--- START OF Information given ---

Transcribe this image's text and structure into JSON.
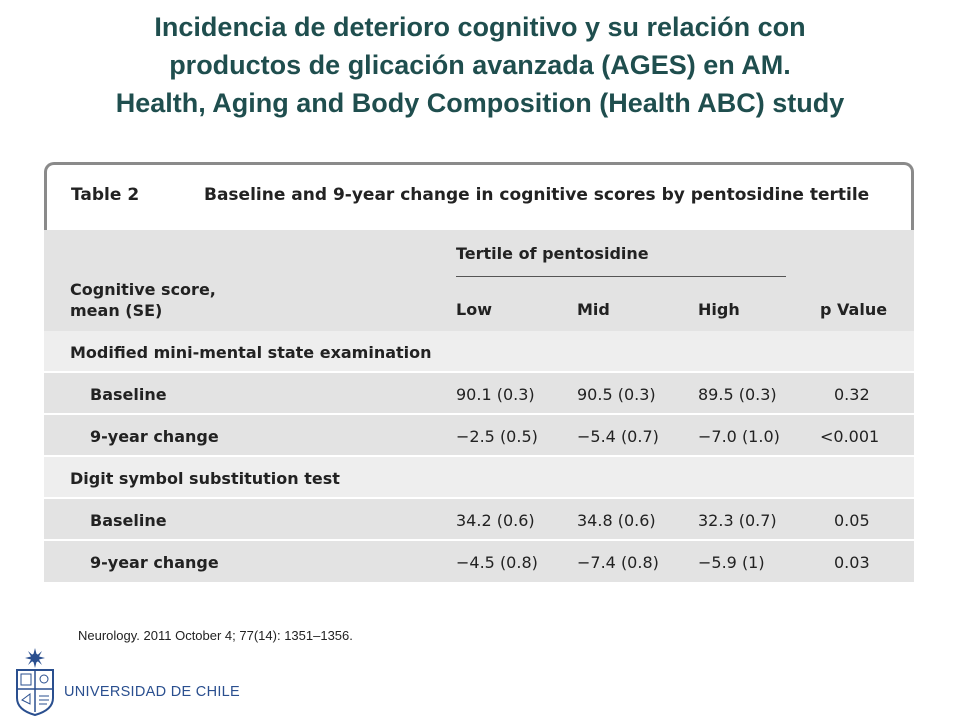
{
  "title": {
    "line1": "Incidencia de deterioro cognitivo y su relación con",
    "line2": "productos de glicación avanzada (AGES) en AM.",
    "line3": "Health, Aging and Body Composition (Health ABC) study"
  },
  "table": {
    "label": "Table 2",
    "caption": "Baseline and 9-year change in cognitive scores by pentosidine tertile",
    "header": {
      "row_header_line1": "Cognitive score,",
      "row_header_line2": "mean (SE)",
      "group": "Tertile of pentosidine",
      "columns": [
        "Low",
        "Mid",
        "High",
        "p Value"
      ]
    },
    "sections": [
      {
        "name": "Modified mini-mental state examination",
        "rows": [
          {
            "label": "Baseline",
            "low": "90.1 (0.3)",
            "mid": "90.5 (0.3)",
            "high": "89.5 (0.3)",
            "p": "0.32"
          },
          {
            "label": "9-year change",
            "low": "−2.5 (0.5)",
            "mid": "−5.4 (0.7)",
            "high": "−7.0 (1.0)",
            "p": "<0.001"
          }
        ]
      },
      {
        "name": "Digit symbol substitution test",
        "rows": [
          {
            "label": "Baseline",
            "low": "34.2 (0.6)",
            "mid": "34.8 (0.6)",
            "high": "32.3 (0.7)",
            "p": "0.05"
          },
          {
            "label": "9-year change",
            "low": "−4.5 (0.8)",
            "mid": "−7.4 (0.8)",
            "high": "−5.9 (1)",
            "p": "0.03"
          }
        ]
      }
    ]
  },
  "citation": "Neurology. 2011 October 4; 77(14): 1351–1356.",
  "footer": {
    "org_name": "UNIVERSIDAD DE CHILE",
    "logo_icon": "university-crest-icon"
  },
  "colors": {
    "title": "#1f4e4e",
    "org_blue": "#2a4f8f",
    "band_gray": "#e3e3e3",
    "band_light": "#eeeeee"
  }
}
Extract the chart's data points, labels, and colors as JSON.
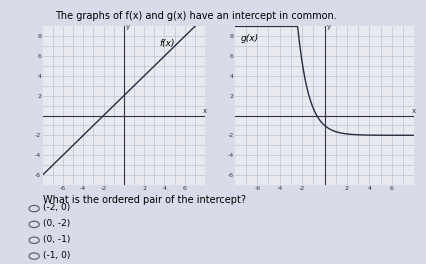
{
  "title": "The graphs of f(x) and g(x) have an intercept in common.",
  "title_fontsize": 7,
  "bg_color": "#d8dce8",
  "plot_bg_color": "#e8eaf0",
  "grid_color": "#b0b8cc",
  "axis_color": "#333344",
  "curve_color": "#2a2a40",
  "fx_label": "f(x)",
  "gx_label": "g(x)",
  "xlim": [
    -8,
    8
  ],
  "ylim": [
    -7,
    9
  ],
  "question": "What is the ordered pair of the intercept?",
  "choices": [
    "(-2, 0)",
    "(0, -2)",
    "(0, -1)",
    "(-1, 0)"
  ],
  "question_fontsize": 7,
  "choice_fontsize": 6.5
}
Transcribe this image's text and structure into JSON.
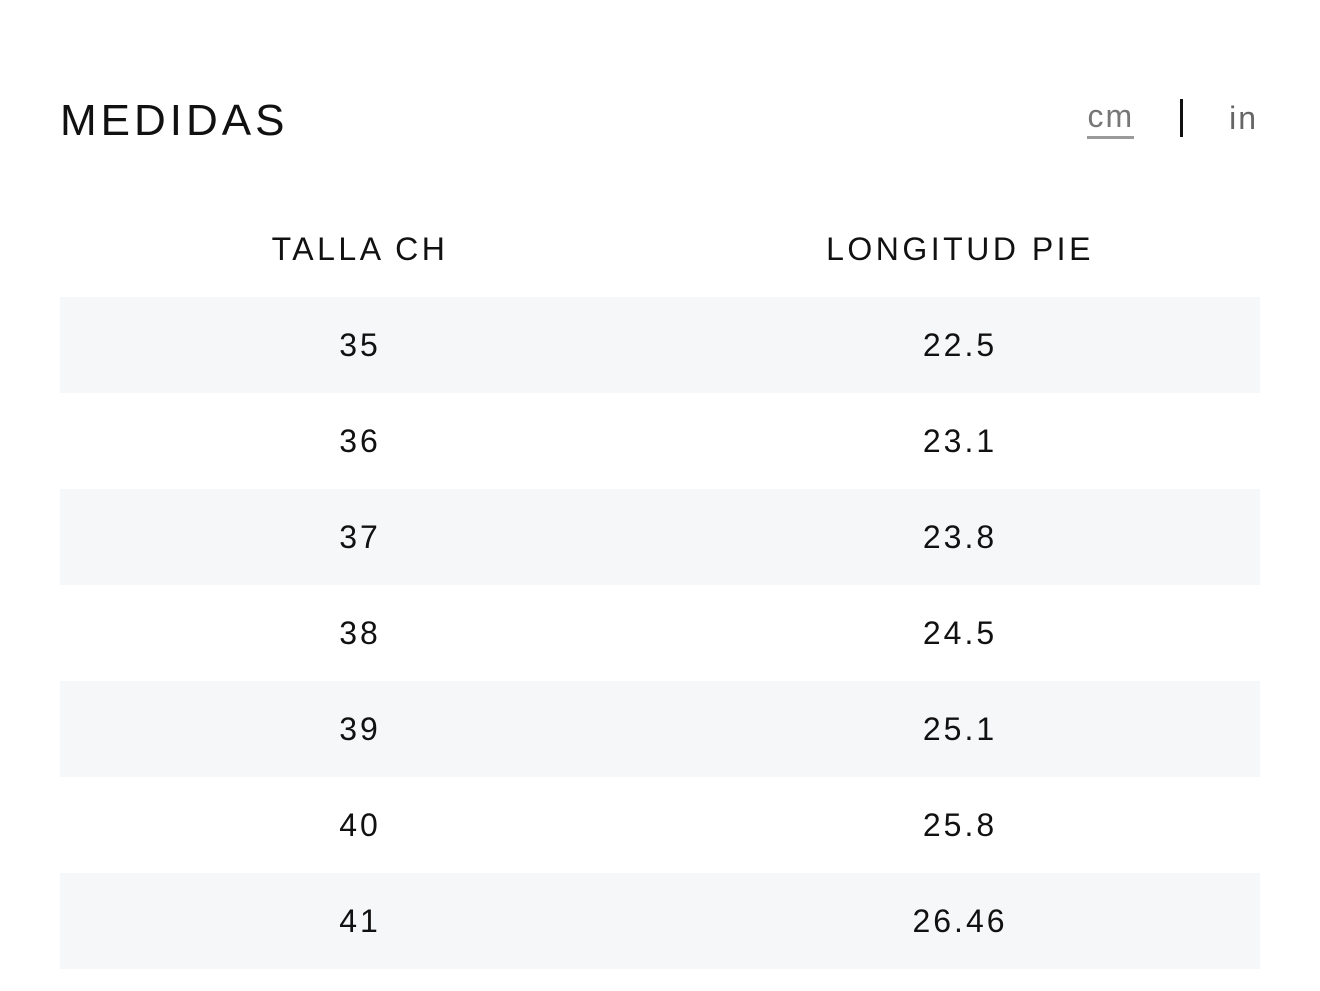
{
  "header": {
    "title": "MEDIDAS",
    "units": {
      "cm_label": "cm",
      "in_label": "in",
      "selected": "cm"
    }
  },
  "table": {
    "columns": [
      "TALLA CH",
      "LONGITUD PIE"
    ],
    "rows": [
      [
        "35",
        "22.5"
      ],
      [
        "36",
        "23.1"
      ],
      [
        "37",
        "23.8"
      ],
      [
        "38",
        "24.5"
      ],
      [
        "39",
        "25.1"
      ],
      [
        "40",
        "25.8"
      ],
      [
        "41",
        "26.46"
      ]
    ]
  }
}
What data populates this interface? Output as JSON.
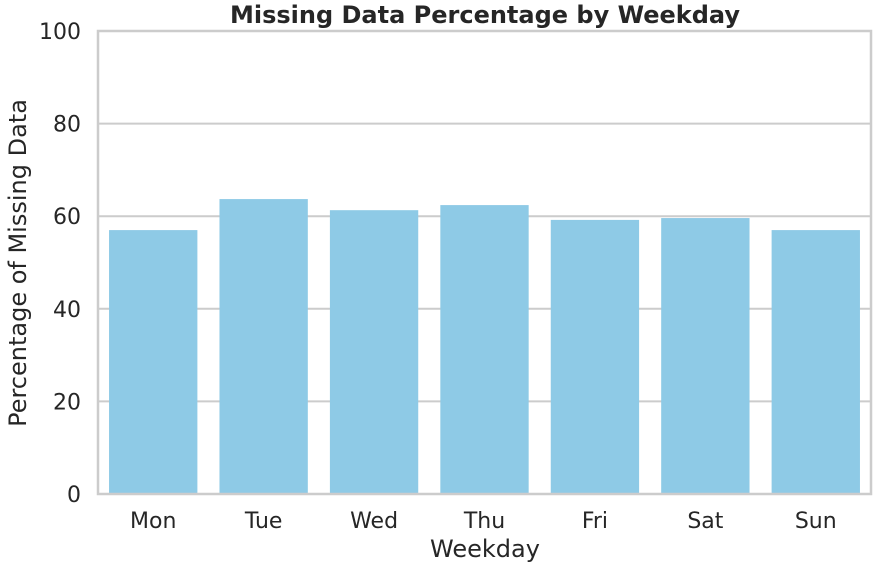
{
  "chart_data": {
    "type": "bar",
    "title": "Missing Data Percentage by Weekday",
    "xlabel": "Weekday",
    "ylabel": "Percentage of Missing Data",
    "categories": [
      "Mon",
      "Tue",
      "Wed",
      "Thu",
      "Fri",
      "Sat",
      "Sun"
    ],
    "values": [
      57.0,
      63.7,
      61.3,
      62.4,
      59.2,
      59.6,
      57.0
    ],
    "ylim": [
      0,
      100
    ],
    "yticks": [
      "0",
      "20",
      "40",
      "60",
      "80",
      "100"
    ],
    "grid": "horizontal",
    "bar_color": "#8ecae6",
    "gridline_color": "#cccccc",
    "spine_color": "#cccccc",
    "text_color": "#262626"
  }
}
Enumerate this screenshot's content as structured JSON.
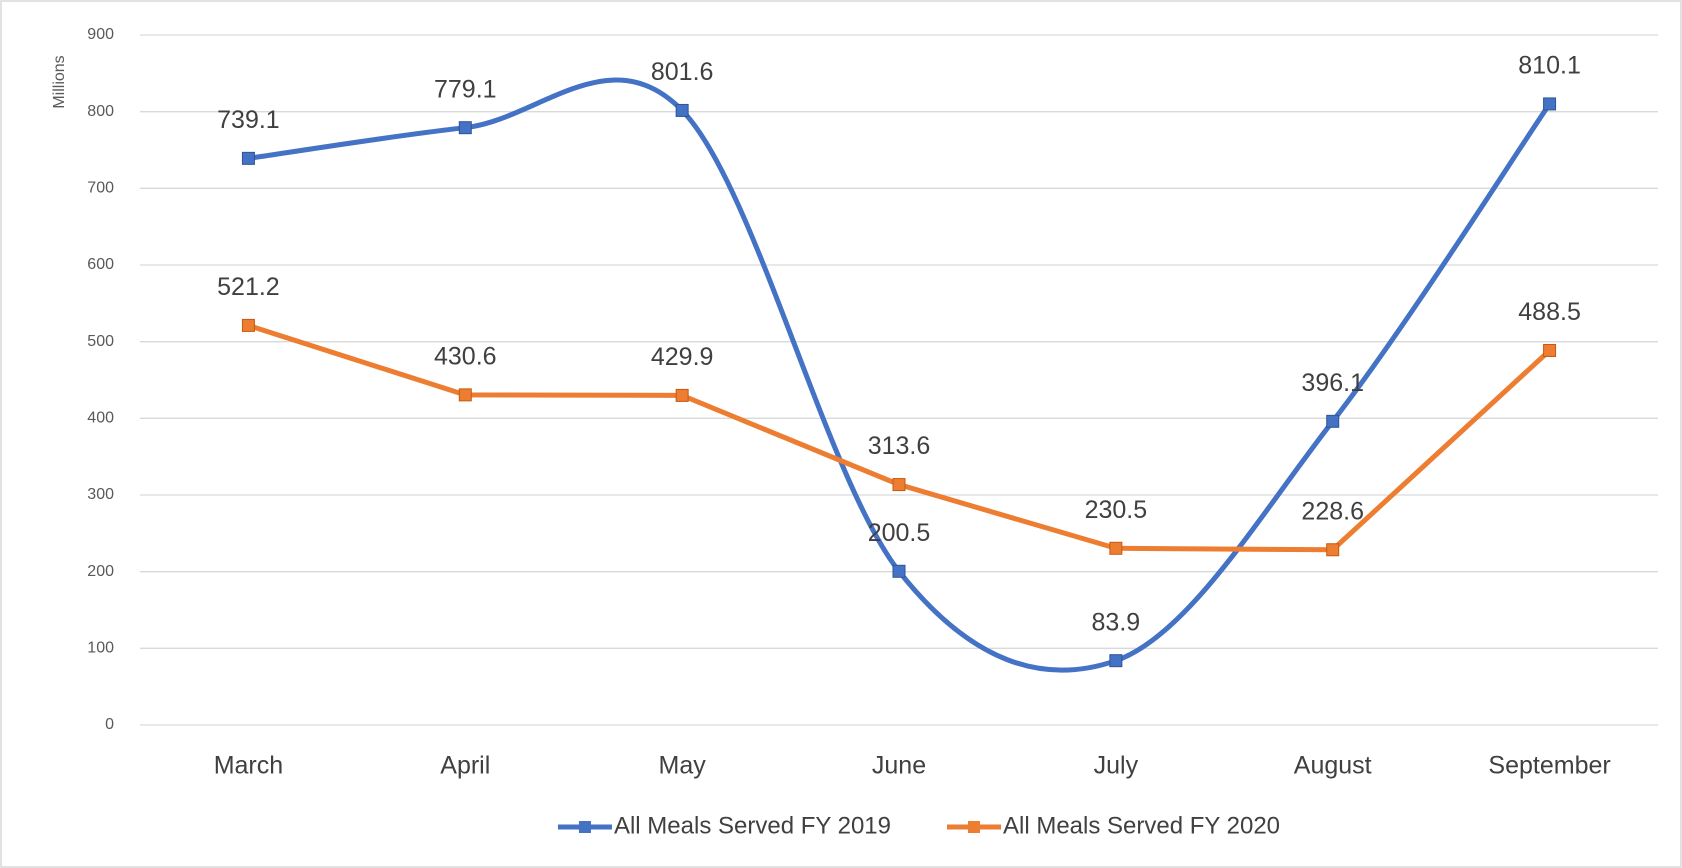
{
  "chart_data": {
    "type": "line",
    "y_label": "Millions",
    "categories": [
      "March",
      "April",
      "May",
      "June",
      "July",
      "August",
      "September"
    ],
    "series": [
      {
        "name": "All Meals Served FY 2019",
        "color": "#4472c4",
        "smooth": true,
        "values": [
          739.1,
          779.1,
          801.6,
          200.5,
          83.9,
          396.1,
          810.1
        ]
      },
      {
        "name": "All Meals Served FY 2020",
        "color": "#ed7d31",
        "smooth": false,
        "values": [
          521.2,
          430.6,
          429.9,
          313.6,
          230.5,
          228.6,
          488.5
        ]
      }
    ],
    "ylim": [
      0,
      900
    ],
    "yticks": [
      0,
      100,
      200,
      300,
      400,
      500,
      600,
      700,
      800,
      900
    ],
    "grid": true,
    "legend": "bottom"
  }
}
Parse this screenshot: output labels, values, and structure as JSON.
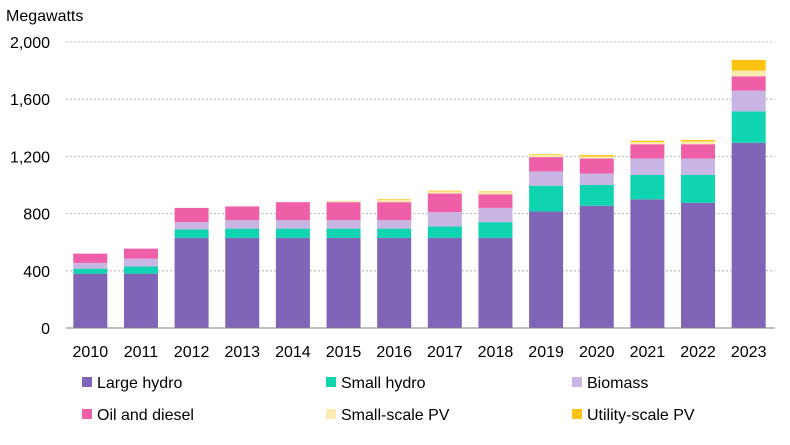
{
  "chart_data": {
    "type": "bar",
    "stacked": true,
    "ylabel": "Megawatts",
    "ylim": [
      0,
      2000
    ],
    "yticks": [
      0,
      400,
      800,
      1200,
      1600,
      2000
    ],
    "ytick_labels": [
      "0",
      "400",
      "800",
      "1,200",
      "1,600",
      "2,000"
    ],
    "grid": true,
    "legend_position": "bottom",
    "categories": [
      "2010",
      "2011",
      "2012",
      "2013",
      "2014",
      "2015",
      "2016",
      "2017",
      "2018",
      "2019",
      "2020",
      "2021",
      "2022",
      "2023"
    ],
    "series": [
      {
        "name": "Large hydro",
        "color": "#8064B8",
        "values": [
          380,
          380,
          630,
          630,
          630,
          630,
          630,
          630,
          630,
          815,
          855,
          900,
          875,
          1295
        ]
      },
      {
        "name": "Small hydro",
        "color": "#10D3B0",
        "values": [
          35,
          50,
          60,
          65,
          65,
          65,
          65,
          80,
          110,
          180,
          145,
          170,
          195,
          220
        ]
      },
      {
        "name": "Biomass",
        "color": "#C9B5E3",
        "values": [
          40,
          55,
          50,
          60,
          60,
          60,
          60,
          100,
          100,
          100,
          80,
          115,
          115,
          145
        ]
      },
      {
        "name": "Oil and diesel",
        "color": "#EF5FA8",
        "values": [
          65,
          70,
          100,
          95,
          125,
          125,
          125,
          130,
          95,
          100,
          105,
          100,
          100,
          100
        ]
      },
      {
        "name": "Small-scale PV",
        "color": "#FCEBB0",
        "values": [
          0,
          0,
          0,
          0,
          0,
          10,
          15,
          15,
          15,
          15,
          15,
          15,
          20,
          40
        ]
      },
      {
        "name": "Utility-scale PV",
        "color": "#FDC313",
        "values": [
          0,
          0,
          0,
          0,
          0,
          0,
          5,
          5,
          5,
          5,
          10,
          10,
          10,
          75
        ]
      }
    ]
  }
}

--- END OF Information given ---

How many of the lines above include the string "scale"? Answer with the number only.

2